--- Reading text ---
* Begin *

At the time of this writing, CMIP6 downscaled with LOCA was not available. Therefore, we focused on CMIP5 to facilitate the comparisons between a raw global model ensemble and a downscaled global model ensemble. We will clarify this in the text.
"line 106/figure 1: I am not familiar with the term ‘high temperature’ is this the same as ‘maximum temperature’ which is (in my opinion) a frequently used term? And what is annual high temperature? Is it the maximum over different annual mean temperatures or the maximum of the maximum daily temperature or something else entirely? Over which time period?"
Average high temperature refers to the climatological average of daily high temperatures over the region. The time period used is the same historical period (1981-2005) as in the analysis. This will be clarified in the text.
"115: Just so that I understand correctly, also the CMIP5 models are interpolated to 10km – corresponding to a resolution much finer than the native one?"
Yes, however, this is done only to facilitate analysis and calculation of the multi-model weights and ensemble means. The 10km resolution matches the resolution of the observation data used. We will clarify this in the text.
"section 2.4: The authors aim to provide a comparison of different weighting schemes but here these weighting schemes are not introduced at all requiring the reader to read several other papers to get any information at all about them. Please provide at least the basic properties and differences between the schemes investigated in this study."
We agree, and the basic equations and explanation of the setup of the different model weighting strategies will be provided in the supplemental material.
"141: ‘The Skill strategy utilizes each model’s skill in representing the historical simulations’ I assume the authors mean ‘historical observations’ here?"
The reviewer is correct, we will fix this in the text.

* End *

--- Challenges ---
**A)** From the reviewer reply on downscaled climate models, return the part that opens with the words containing "Average high temperature" and closes with "used. We will clarify this in the text.".
**B)** Take the reviewer reply on downscaled climate models further, starting after its last sentence.

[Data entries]

* Begin *

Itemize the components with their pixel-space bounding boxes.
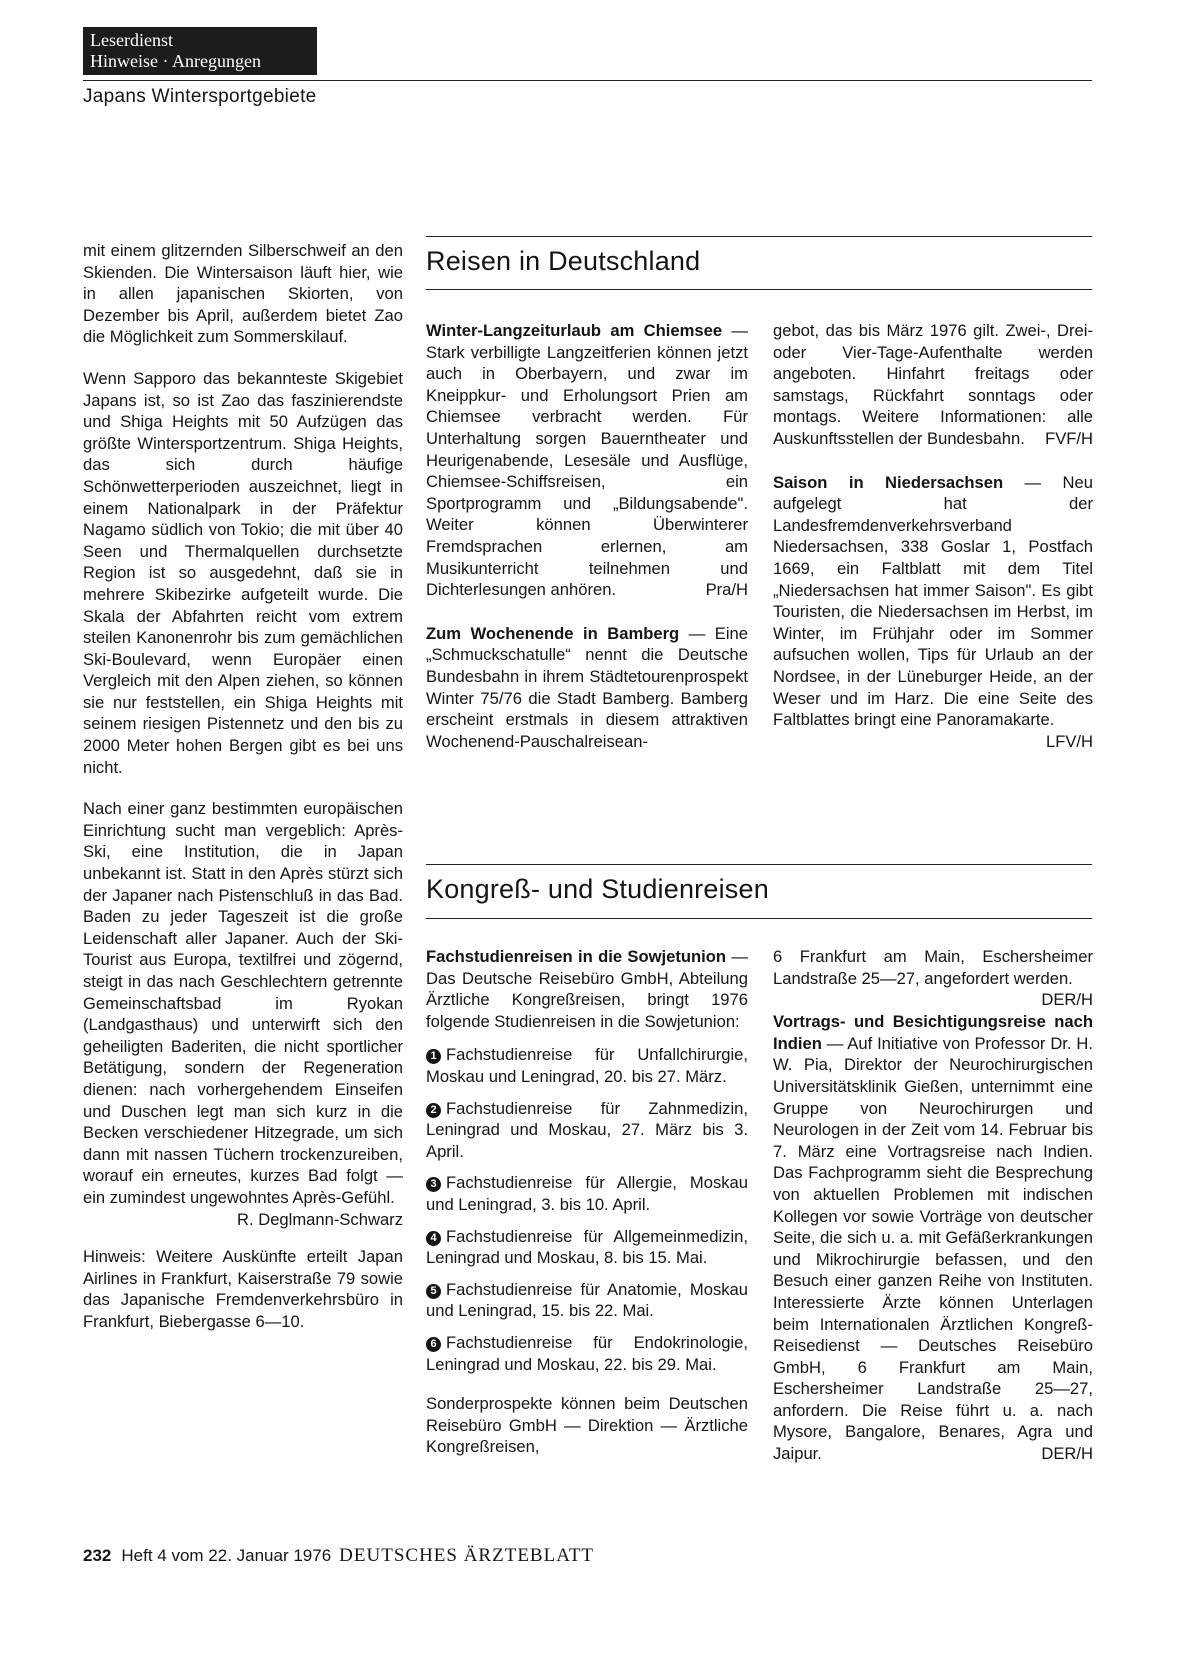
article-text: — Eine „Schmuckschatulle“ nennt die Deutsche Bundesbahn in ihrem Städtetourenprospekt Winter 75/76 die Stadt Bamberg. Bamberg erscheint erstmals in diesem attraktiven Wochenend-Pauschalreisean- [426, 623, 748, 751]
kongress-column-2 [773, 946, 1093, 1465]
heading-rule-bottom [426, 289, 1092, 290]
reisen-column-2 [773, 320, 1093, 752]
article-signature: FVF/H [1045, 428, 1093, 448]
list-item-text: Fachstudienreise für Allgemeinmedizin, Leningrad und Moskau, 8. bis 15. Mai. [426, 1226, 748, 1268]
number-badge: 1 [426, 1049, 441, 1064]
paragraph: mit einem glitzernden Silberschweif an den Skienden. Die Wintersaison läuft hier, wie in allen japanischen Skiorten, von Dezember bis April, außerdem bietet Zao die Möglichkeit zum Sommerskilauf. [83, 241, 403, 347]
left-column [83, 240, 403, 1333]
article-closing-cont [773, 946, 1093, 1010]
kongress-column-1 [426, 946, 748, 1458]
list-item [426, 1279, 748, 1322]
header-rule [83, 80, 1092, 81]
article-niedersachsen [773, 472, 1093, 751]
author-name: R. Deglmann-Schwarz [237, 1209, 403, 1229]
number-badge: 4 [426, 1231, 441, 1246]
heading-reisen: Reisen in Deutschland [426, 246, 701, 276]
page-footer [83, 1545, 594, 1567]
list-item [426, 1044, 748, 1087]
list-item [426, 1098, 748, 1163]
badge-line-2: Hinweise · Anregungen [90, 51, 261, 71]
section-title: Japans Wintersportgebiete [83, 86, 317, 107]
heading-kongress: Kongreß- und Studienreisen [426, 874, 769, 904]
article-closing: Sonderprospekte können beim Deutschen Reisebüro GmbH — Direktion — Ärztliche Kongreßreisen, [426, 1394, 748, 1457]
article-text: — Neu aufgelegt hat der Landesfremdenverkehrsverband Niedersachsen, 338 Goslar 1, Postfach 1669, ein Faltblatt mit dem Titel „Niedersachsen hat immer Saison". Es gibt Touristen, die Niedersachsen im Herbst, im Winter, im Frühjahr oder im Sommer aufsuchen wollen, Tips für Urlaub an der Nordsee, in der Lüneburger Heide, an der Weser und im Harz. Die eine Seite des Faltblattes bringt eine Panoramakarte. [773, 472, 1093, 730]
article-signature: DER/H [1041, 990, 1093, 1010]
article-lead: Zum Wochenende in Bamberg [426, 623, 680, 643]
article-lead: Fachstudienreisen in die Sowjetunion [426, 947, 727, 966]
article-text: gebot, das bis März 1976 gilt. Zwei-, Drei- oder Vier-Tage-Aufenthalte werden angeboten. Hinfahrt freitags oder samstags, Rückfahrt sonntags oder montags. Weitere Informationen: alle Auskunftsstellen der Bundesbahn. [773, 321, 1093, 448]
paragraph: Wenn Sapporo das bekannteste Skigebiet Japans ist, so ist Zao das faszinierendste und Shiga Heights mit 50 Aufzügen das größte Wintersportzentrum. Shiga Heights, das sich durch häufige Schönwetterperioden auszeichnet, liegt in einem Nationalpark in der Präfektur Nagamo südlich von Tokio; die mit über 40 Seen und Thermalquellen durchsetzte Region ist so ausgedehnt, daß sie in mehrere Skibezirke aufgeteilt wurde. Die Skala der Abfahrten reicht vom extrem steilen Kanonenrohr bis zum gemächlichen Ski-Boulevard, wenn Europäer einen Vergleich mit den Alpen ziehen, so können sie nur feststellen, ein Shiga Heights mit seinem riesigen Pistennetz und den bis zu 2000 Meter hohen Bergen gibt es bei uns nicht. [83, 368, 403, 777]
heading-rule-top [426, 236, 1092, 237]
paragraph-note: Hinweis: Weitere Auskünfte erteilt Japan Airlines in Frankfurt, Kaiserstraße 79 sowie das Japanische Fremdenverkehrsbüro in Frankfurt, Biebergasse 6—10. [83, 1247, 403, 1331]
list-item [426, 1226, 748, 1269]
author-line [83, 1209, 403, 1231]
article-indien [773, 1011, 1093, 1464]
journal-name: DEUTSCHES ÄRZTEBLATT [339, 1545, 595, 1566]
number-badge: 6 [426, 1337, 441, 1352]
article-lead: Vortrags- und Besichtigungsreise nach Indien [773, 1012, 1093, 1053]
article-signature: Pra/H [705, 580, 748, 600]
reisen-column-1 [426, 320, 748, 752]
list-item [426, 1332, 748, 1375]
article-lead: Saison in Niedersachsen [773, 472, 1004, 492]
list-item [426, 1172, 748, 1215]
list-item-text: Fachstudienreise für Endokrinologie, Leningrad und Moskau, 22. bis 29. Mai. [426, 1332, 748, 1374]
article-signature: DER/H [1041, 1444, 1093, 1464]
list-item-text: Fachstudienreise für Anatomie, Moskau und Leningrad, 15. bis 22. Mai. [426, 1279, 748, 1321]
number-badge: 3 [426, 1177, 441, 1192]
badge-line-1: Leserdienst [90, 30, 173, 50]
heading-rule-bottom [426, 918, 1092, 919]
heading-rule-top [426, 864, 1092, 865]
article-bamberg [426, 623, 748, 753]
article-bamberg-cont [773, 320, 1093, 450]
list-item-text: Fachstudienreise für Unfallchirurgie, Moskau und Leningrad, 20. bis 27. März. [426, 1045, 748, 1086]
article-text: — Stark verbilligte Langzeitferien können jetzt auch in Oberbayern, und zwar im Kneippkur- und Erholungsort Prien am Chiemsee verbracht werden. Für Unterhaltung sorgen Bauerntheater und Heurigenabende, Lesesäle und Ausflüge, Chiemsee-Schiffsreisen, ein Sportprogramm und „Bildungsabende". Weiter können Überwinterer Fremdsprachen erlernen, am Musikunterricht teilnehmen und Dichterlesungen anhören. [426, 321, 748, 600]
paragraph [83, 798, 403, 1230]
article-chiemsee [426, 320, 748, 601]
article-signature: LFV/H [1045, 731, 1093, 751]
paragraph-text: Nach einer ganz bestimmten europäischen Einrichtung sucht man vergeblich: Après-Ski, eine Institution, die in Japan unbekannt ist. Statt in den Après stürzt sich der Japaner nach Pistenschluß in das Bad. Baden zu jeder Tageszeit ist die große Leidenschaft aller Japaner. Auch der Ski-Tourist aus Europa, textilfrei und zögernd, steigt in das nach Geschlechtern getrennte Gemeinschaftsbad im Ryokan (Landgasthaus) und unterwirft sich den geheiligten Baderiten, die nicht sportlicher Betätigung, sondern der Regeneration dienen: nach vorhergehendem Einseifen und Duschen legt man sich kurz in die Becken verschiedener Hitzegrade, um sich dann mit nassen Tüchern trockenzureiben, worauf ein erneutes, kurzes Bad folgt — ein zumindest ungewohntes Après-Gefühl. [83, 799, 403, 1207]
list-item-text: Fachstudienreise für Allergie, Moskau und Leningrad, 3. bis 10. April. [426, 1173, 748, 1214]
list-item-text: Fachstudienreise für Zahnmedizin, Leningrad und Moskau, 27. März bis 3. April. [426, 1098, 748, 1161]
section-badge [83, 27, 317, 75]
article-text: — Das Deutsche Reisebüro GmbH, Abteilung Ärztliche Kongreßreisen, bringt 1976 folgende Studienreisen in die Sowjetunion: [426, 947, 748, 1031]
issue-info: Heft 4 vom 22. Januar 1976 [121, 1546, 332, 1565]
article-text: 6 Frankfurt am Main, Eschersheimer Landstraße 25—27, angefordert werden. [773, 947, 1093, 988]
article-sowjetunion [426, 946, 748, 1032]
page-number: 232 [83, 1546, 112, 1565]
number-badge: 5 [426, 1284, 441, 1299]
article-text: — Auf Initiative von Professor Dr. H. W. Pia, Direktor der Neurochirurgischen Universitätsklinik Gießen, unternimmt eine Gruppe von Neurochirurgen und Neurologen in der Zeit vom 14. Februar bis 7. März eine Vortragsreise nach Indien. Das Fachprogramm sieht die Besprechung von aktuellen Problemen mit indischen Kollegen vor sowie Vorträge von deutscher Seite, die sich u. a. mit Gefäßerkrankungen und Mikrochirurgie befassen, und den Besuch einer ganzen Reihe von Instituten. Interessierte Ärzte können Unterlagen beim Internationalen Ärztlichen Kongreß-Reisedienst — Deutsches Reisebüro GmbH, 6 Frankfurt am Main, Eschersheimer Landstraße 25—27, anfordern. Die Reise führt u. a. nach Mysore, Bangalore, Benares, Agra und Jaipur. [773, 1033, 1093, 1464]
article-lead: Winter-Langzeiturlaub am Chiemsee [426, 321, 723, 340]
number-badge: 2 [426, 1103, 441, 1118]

* End *
* Begin *

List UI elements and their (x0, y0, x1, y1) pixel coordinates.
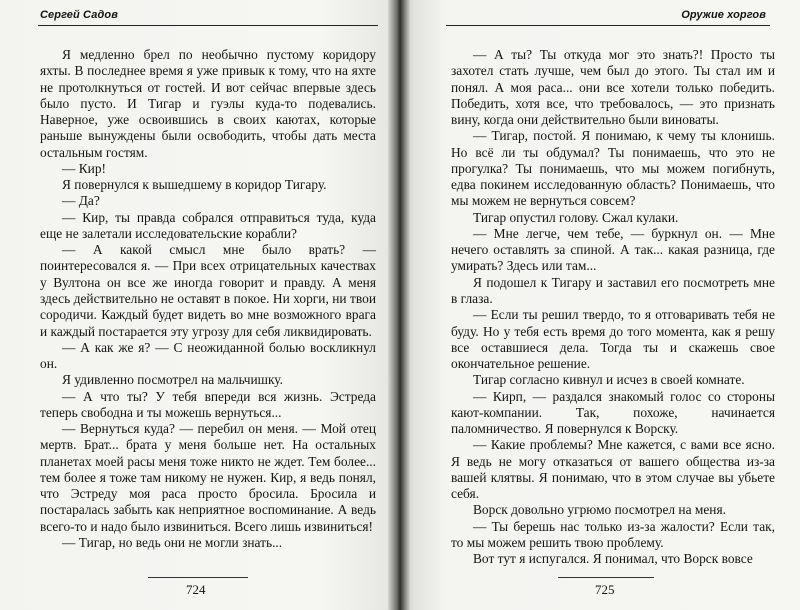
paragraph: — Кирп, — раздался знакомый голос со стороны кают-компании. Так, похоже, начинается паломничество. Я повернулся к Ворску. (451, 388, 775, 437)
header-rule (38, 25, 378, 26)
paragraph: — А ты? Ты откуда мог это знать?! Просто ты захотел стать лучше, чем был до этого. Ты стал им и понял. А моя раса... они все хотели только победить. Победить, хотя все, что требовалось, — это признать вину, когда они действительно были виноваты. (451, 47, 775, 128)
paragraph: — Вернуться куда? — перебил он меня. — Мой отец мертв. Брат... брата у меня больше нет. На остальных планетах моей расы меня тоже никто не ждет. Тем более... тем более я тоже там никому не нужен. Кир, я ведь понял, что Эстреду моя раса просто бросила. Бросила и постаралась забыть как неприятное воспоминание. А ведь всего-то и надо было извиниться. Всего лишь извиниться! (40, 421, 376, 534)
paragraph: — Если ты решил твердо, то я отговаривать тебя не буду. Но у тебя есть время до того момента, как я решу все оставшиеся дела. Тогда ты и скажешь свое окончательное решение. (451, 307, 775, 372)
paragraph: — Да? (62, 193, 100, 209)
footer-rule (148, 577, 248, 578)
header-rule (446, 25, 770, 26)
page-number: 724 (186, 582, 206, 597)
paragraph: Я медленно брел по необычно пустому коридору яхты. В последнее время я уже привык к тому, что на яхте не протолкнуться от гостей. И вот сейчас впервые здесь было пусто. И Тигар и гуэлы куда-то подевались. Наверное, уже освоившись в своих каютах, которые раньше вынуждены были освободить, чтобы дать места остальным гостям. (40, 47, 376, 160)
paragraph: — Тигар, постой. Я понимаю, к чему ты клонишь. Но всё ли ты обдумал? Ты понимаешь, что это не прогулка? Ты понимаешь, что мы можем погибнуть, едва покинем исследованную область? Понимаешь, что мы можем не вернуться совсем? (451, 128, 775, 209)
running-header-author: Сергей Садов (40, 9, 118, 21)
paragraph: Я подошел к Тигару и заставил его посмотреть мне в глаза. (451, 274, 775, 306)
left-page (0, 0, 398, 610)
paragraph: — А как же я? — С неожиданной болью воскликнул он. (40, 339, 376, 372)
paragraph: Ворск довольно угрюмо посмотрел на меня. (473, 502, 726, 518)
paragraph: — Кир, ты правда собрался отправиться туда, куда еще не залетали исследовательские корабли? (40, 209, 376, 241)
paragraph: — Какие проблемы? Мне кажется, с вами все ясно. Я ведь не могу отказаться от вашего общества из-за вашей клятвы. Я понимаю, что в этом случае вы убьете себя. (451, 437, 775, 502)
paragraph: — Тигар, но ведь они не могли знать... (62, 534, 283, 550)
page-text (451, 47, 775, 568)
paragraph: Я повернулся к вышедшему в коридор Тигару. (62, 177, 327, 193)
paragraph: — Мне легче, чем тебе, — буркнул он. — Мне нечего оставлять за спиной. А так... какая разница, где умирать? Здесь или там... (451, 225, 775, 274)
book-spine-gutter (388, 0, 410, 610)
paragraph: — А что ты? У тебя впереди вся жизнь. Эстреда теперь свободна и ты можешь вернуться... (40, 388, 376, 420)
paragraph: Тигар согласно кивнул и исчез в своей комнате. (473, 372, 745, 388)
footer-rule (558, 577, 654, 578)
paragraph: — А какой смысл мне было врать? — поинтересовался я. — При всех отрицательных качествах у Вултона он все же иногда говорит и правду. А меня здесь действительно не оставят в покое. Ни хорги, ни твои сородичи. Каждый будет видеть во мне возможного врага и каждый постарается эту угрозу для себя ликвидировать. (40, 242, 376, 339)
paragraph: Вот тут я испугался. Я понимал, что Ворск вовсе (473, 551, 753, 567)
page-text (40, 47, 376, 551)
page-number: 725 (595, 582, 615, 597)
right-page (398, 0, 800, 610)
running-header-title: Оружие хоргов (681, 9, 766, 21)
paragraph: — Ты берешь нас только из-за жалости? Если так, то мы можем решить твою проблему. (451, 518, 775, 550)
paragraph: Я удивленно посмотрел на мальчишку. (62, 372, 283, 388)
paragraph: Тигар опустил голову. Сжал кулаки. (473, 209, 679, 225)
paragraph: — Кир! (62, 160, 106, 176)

* End *
* Begin *

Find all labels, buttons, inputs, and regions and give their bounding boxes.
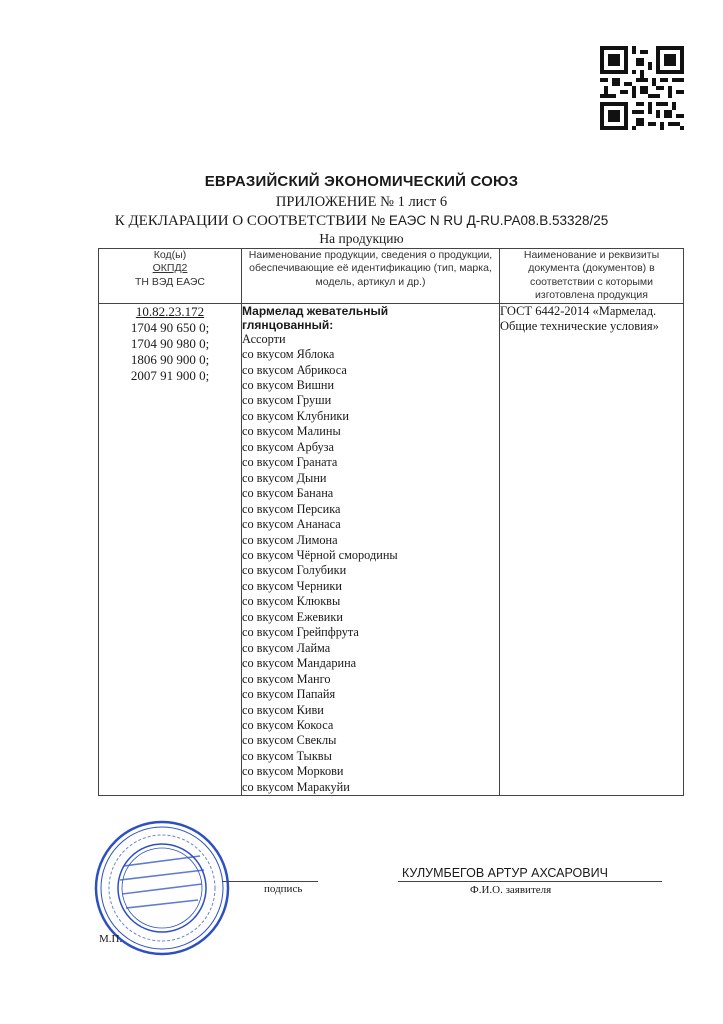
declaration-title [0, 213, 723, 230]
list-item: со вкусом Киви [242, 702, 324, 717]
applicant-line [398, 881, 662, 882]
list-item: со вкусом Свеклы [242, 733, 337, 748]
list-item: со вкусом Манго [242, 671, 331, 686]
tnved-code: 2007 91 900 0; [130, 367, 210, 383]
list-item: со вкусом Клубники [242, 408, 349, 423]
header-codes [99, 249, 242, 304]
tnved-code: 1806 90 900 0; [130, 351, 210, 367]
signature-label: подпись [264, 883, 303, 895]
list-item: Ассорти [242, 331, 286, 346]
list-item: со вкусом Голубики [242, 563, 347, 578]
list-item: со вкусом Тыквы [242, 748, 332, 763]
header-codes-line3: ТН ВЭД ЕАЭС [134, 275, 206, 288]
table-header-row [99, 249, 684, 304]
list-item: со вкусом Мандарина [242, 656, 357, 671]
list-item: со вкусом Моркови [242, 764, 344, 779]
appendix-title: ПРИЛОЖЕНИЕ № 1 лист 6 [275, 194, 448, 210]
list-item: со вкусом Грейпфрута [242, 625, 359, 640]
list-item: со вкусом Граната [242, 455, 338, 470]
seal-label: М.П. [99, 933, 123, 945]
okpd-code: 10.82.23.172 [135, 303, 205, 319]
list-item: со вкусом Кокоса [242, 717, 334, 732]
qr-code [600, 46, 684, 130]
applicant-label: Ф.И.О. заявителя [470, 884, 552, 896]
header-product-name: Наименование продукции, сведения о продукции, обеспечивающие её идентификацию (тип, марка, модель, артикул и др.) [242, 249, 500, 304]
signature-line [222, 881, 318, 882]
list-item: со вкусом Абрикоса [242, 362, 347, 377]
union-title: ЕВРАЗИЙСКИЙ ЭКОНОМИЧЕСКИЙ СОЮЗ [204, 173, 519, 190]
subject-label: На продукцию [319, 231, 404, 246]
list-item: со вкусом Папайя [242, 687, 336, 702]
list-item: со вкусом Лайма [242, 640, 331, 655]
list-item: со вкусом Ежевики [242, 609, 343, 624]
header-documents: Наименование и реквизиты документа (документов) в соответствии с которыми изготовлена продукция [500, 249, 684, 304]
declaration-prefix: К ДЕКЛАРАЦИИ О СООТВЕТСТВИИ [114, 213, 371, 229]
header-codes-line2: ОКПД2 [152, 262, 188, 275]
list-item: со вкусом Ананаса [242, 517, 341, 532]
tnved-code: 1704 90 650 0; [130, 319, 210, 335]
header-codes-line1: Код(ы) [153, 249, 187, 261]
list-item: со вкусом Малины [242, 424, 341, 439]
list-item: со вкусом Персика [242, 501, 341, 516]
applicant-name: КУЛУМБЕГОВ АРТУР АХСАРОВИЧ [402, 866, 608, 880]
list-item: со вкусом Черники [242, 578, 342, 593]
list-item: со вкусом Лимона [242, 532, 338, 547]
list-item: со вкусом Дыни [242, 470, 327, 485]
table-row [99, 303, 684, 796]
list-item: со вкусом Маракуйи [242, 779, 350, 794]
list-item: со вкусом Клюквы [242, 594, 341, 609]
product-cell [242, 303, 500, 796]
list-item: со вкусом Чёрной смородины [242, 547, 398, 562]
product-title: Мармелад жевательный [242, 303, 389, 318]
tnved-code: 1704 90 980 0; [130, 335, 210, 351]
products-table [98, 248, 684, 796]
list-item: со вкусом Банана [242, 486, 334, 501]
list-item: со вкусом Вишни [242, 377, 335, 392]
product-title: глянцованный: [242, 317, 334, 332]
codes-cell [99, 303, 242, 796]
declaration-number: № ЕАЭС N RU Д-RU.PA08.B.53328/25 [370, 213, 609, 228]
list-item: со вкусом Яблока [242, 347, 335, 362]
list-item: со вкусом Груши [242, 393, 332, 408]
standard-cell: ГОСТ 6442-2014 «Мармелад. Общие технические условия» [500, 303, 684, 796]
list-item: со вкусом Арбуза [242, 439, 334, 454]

* End *

--- Answers to the tasks ---
**A)**
Average high temperature refers to the climatological average of daily high temperatures over the region. The time period used is the same historical period (1981-2005) as in the analysis. This will be clarified in the text.
"115: Just so that I understand correctly, also the CMIP5 models are interpolated to 10km – corresponding to a resolution much finer than the native one?"
Yes, however, this is done only to facilitate analysis and calculation of the multi-model weights and ensemble means. The 10km resolution matches the resolution of the observation data used. We will clarify this in the text.

**B)**
"150: If the authors write ‘weighting schemes are applied’ here they mean that weights are calculated is that correct? I find this confusing since they also write ‘applied’ for the process of calculating a weighted mean of the future projections. Could the authors try to find a less ambiguous language throughout the manuscript?"
Yes, the reviewer is right we should find another term to refer to weighting schemes being utilized. We will fix this in the text.
"156: ‘(ensemble choice x weighting methods choice x variable choice x domain choice = 2 x 2 x 3 x 4 = 48).’ This is mixed up please correct"
Yes, ensemble choice x variable choice x domain choice x weighting methods choice = 2 x 2 x 3 x 4 = 48. This will be corrected in the text.
"166: I am not sure I understand why the weights are applied to the sub-domains separately. The resulting maps should identical to the corresponding region in the full region, correct?"
The reviewer is correct that some will be identical. The study makes this point on lines 235-238: “However this maximum number of ensemble means resulting from the experiment contains several duplicates. For example, when using the same set of weights, the resulting ensemble mean in a subdomain will be the same as the resulting ensemble mean from the same portion of the full domain. As such, the actual number of ensemble means is smaller than 288.” We will add similar language at line 166.
"figure 3: ‘grey dots’ do the authors mean the red dots?"
Yes. The figure caption will be adjusted accordingly.
"figure 3: as a general question: should weights not be normalized in order to be comparable across the different cases?"
Yes, they are, which is why each y-axis goes up to 1. This will be made explicit in the text.
"182: ‘One observation seen in these weighting combinations is that the weighting schemes themselves are all sensitive to the ensemble, variable, and domain for which they are derived.’ I do not agree with this statement in this general form, could the authors provide a bit more detail? To give just two examples: the bcc model gets consistently low weights for all cases and the low weight of NorESM1 (among many other models) is not sensitive to variable and domains but only to the ensemble."
This is true for models that get low weights consistently, but the comment in our study refers to which models that might have higher weights in some strategies but lower weights in others, and these are in effect the models that provide information to the future projections. We will clarify this in the text.
"185: what are ‘model combinations’"
The highest weighted models that result from each weighting strategy is listed in Table 1. We will revise the sentence to refer to weighting strategies as opposed to model combinations or weighting combinations to remove any confusion.
"189: is this surprising given that (from what I understand) BMA is a structurally different method while the other three are variants of the same method?"
Yes, that is true. We will include a statement to point this out.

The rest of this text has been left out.